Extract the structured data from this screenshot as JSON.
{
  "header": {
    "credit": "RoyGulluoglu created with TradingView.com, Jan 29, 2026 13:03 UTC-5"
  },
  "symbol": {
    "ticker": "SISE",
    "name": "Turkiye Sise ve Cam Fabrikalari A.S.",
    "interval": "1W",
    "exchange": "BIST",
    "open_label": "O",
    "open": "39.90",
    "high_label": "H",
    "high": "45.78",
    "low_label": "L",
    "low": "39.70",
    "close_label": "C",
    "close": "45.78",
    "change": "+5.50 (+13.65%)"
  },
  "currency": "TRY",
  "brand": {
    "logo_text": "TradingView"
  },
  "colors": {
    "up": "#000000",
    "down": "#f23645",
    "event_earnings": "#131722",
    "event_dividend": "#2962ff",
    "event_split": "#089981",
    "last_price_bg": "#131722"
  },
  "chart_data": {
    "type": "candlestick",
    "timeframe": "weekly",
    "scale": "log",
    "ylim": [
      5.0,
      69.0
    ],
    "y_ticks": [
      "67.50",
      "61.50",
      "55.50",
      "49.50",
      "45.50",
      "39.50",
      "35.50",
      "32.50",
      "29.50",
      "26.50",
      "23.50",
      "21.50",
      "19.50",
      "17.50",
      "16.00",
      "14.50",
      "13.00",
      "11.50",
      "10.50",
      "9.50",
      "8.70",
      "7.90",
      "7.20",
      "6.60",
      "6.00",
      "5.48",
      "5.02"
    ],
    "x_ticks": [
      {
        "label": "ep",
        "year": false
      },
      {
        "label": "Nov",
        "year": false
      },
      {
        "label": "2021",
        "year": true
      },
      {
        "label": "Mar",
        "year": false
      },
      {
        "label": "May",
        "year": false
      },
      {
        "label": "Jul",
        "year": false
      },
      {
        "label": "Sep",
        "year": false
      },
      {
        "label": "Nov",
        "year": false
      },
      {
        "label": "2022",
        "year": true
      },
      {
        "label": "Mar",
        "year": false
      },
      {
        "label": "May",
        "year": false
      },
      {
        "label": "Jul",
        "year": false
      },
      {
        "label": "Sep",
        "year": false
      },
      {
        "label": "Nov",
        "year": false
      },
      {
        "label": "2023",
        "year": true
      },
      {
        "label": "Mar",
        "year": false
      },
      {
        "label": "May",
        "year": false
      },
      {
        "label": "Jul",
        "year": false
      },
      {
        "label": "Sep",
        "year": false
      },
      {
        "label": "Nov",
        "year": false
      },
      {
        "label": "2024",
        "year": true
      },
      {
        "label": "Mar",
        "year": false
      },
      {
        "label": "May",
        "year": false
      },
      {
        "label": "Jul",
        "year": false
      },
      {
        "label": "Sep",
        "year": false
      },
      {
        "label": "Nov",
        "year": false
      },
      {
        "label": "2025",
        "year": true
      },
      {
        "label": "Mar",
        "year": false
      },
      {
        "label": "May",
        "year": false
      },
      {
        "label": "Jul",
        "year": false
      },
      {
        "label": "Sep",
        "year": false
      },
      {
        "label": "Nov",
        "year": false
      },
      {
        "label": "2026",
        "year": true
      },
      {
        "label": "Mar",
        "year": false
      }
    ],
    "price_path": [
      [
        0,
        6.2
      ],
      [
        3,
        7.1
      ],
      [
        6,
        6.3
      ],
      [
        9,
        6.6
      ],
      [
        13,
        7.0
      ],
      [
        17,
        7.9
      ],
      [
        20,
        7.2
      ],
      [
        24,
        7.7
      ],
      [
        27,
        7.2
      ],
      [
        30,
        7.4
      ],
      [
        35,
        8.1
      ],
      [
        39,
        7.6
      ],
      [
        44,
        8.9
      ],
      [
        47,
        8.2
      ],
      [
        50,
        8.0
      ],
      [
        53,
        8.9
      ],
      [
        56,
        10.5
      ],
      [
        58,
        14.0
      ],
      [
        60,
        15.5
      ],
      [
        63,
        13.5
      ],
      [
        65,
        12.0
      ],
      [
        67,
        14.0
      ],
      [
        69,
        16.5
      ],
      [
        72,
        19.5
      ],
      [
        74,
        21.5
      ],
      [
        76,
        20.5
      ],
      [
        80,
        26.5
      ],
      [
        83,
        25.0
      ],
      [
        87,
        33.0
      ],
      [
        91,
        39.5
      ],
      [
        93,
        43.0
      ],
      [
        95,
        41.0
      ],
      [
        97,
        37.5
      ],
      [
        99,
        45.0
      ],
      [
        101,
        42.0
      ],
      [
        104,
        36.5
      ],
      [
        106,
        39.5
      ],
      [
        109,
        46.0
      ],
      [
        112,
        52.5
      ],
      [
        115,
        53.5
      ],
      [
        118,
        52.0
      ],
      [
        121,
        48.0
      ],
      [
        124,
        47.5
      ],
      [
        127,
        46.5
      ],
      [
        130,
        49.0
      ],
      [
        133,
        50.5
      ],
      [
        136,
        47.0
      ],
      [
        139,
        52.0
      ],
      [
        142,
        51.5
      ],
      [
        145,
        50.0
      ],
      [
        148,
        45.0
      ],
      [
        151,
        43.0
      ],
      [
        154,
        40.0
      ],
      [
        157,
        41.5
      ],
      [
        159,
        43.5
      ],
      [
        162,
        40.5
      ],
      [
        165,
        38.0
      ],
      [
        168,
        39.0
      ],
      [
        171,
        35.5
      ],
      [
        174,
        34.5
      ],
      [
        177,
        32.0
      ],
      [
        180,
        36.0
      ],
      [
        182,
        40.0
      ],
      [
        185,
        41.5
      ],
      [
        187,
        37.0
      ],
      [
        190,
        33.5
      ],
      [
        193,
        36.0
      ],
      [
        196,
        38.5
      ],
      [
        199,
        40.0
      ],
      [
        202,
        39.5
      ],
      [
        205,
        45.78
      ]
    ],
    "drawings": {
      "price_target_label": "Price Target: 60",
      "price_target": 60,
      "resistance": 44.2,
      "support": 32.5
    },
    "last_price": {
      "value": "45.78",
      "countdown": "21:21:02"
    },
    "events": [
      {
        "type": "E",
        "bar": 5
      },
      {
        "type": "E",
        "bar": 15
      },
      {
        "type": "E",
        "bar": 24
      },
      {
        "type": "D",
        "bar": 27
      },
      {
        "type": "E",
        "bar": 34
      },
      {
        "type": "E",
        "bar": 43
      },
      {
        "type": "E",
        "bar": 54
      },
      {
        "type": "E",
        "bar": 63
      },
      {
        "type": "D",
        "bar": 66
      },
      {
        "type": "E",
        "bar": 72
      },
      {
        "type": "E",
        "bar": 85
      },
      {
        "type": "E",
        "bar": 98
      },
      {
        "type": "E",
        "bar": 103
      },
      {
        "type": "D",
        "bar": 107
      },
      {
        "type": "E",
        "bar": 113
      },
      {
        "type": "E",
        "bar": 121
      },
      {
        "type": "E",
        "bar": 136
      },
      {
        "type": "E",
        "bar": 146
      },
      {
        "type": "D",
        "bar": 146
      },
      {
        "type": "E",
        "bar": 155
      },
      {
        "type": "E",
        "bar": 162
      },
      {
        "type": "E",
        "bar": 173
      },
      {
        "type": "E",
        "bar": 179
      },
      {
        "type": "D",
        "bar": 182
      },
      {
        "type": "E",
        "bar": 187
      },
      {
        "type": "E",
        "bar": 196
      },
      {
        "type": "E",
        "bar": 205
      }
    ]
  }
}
════════
Using the listing above, please repeat every entry exactly.

Extract the structured data from this screenshot as JSON.
{
  "header": {
    "credit": "RoyGulluoglu created with TradingView.com, Jan 29, 2026 13:03 UTC-5"
  },
  "symbol": {
    "ticker": "SISE",
    "name": "Turkiye Sise ve Cam Fabrikalari A.S.",
    "interval": "1W",
    "exchange": "BIST",
    "open_label": "O",
    "open": "39.90",
    "high_label": "H",
    "high": "45.78",
    "low_label": "L",
    "low": "39.70",
    "close_label": "C",
    "close": "45.78",
    "change": "+5.50 (+13.65%)"
  },
  "currency": "TRY",
  "brand": {
    "logo_text": "TradingView"
  },
  "colors": {
    "up": "#000000",
    "down": "#f23645",
    "event_earnings": "#131722",
    "event_dividend": "#2962ff",
    "event_split": "#089981",
    "last_price_bg": "#131722"
  },
  "chart_data": {
    "type": "candlestick",
    "timeframe": "weekly",
    "scale": "log",
    "ylim": [
      5.0,
      69.0
    ],
    "y_ticks": [
      "67.50",
      "61.50",
      "55.50",
      "49.50",
      "45.50",
      "39.50",
      "35.50",
      "32.50",
      "29.50",
      "26.50",
      "23.50",
      "21.50",
      "19.50",
      "17.50",
      "16.00",
      "14.50",
      "13.00",
      "11.50",
      "10.50",
      "9.50",
      "8.70",
      "7.90",
      "7.20",
      "6.60",
      "6.00",
      "5.48",
      "5.02"
    ],
    "x_ticks": [
      {
        "label": "ep",
        "year": false
      },
      {
        "label": "Nov",
        "year": false
      },
      {
        "label": "2021",
        "year": true
      },
      {
        "label": "Mar",
        "year": false
      },
      {
        "label": "May",
        "year": false
      },
      {
        "label": "Jul",
        "year": false
      },
      {
        "label": "Sep",
        "year": false
      },
      {
        "label": "Nov",
        "year": false
      },
      {
        "label": "2022",
        "year": true
      },
      {
        "label": "Mar",
        "year": false
      },
      {
        "label": "May",
        "year": false
      },
      {
        "label": "Jul",
        "year": false
      },
      {
        "label": "Sep",
        "year": false
      },
      {
        "label": "Nov",
        "year": false
      },
      {
        "label": "2023",
        "year": true
      },
      {
        "label": "Mar",
        "year": false
      },
      {
        "label": "May",
        "year": false
      },
      {
        "label": "Jul",
        "year": false
      },
      {
        "label": "Sep",
        "year": false
      },
      {
        "label": "Nov",
        "year": false
      },
      {
        "label": "2024",
        "year": true
      },
      {
        "label": "Mar",
        "year": false
      },
      {
        "label": "May",
        "year": false
      },
      {
        "label": "Jul",
        "year": false
      },
      {
        "label": "Sep",
        "year": false
      },
      {
        "label": "Nov",
        "year": false
      },
      {
        "label": "2025",
        "year": true
      },
      {
        "label": "Mar",
        "year": false
      },
      {
        "label": "May",
        "year": false
      },
      {
        "label": "Jul",
        "year": false
      },
      {
        "label": "Sep",
        "year": false
      },
      {
        "label": "Nov",
        "year": false
      },
      {
        "label": "2026",
        "year": true
      },
      {
        "label": "Mar",
        "year": false
      }
    ],
    "price_path": [
      [
        0,
        6.2
      ],
      [
        3,
        7.1
      ],
      [
        6,
        6.3
      ],
      [
        9,
        6.6
      ],
      [
        13,
        7.0
      ],
      [
        17,
        7.9
      ],
      [
        20,
        7.2
      ],
      [
        24,
        7.7
      ],
      [
        27,
        7.2
      ],
      [
        30,
        7.4
      ],
      [
        35,
        8.1
      ],
      [
        39,
        7.6
      ],
      [
        44,
        8.9
      ],
      [
        47,
        8.2
      ],
      [
        50,
        8.0
      ],
      [
        53,
        8.9
      ],
      [
        56,
        10.5
      ],
      [
        58,
        14.0
      ],
      [
        60,
        15.5
      ],
      [
        63,
        13.5
      ],
      [
        65,
        12.0
      ],
      [
        67,
        14.0
      ],
      [
        69,
        16.5
      ],
      [
        72,
        19.5
      ],
      [
        74,
        21.5
      ],
      [
        76,
        20.5
      ],
      [
        80,
        26.5
      ],
      [
        83,
        25.0
      ],
      [
        87,
        33.0
      ],
      [
        91,
        39.5
      ],
      [
        93,
        43.0
      ],
      [
        95,
        41.0
      ],
      [
        97,
        37.5
      ],
      [
        99,
        45.0
      ],
      [
        101,
        42.0
      ],
      [
        104,
        36.5
      ],
      [
        106,
        39.5
      ],
      [
        109,
        46.0
      ],
      [
        112,
        52.5
      ],
      [
        115,
        53.5
      ],
      [
        118,
        52.0
      ],
      [
        121,
        48.0
      ],
      [
        124,
        47.5
      ],
      [
        127,
        46.5
      ],
      [
        130,
        49.0
      ],
      [
        133,
        50.5
      ],
      [
        136,
        47.0
      ],
      [
        139,
        52.0
      ],
      [
        142,
        51.5
      ],
      [
        145,
        50.0
      ],
      [
        148,
        45.0
      ],
      [
        151,
        43.0
      ],
      [
        154,
        40.0
      ],
      [
        157,
        41.5
      ],
      [
        159,
        43.5
      ],
      [
        162,
        40.5
      ],
      [
        165,
        38.0
      ],
      [
        168,
        39.0
      ],
      [
        171,
        35.5
      ],
      [
        174,
        34.5
      ],
      [
        177,
        32.0
      ],
      [
        180,
        36.0
      ],
      [
        182,
        40.0
      ],
      [
        185,
        41.5
      ],
      [
        187,
        37.0
      ],
      [
        190,
        33.5
      ],
      [
        193,
        36.0
      ],
      [
        196,
        38.5
      ],
      [
        199,
        40.0
      ],
      [
        202,
        39.5
      ],
      [
        205,
        45.78
      ]
    ],
    "drawings": {
      "price_target_label": "Price Target: 60",
      "price_target": 60,
      "resistance": 44.2,
      "support": 32.5
    },
    "last_price": {
      "value": "45.78",
      "countdown": "21:21:02"
    },
    "events": [
      {
        "type": "E",
        "bar": 5
      },
      {
        "type": "E",
        "bar": 15
      },
      {
        "type": "E",
        "bar": 24
      },
      {
        "type": "D",
        "bar": 27
      },
      {
        "type": "E",
        "bar": 34
      },
      {
        "type": "E",
        "bar": 43
      },
      {
        "type": "E",
        "bar": 54
      },
      {
        "type": "E",
        "bar": 63
      },
      {
        "type": "D",
        "bar": 66
      },
      {
        "type": "E",
        "bar": 72
      },
      {
        "type": "E",
        "bar": 85
      },
      {
        "type": "E",
        "bar": 98
      },
      {
        "type": "E",
        "bar": 103
      },
      {
        "type": "D",
        "bar": 107
      },
      {
        "type": "E",
        "bar": 113
      },
      {
        "type": "E",
        "bar": 121
      },
      {
        "type": "E",
        "bar": 136
      },
      {
        "type": "E",
        "bar": 146
      },
      {
        "type": "D",
        "bar": 146
      },
      {
        "type": "E",
        "bar": 155
      },
      {
        "type": "E",
        "bar": 162
      },
      {
        "type": "E",
        "bar": 173
      },
      {
        "type": "E",
        "bar": 179
      },
      {
        "type": "D",
        "bar": 182
      },
      {
        "type": "E",
        "bar": 187
      },
      {
        "type": "E",
        "bar": 196
      },
      {
        "type": "E",
        "bar": 205
      }
    ]
  }
}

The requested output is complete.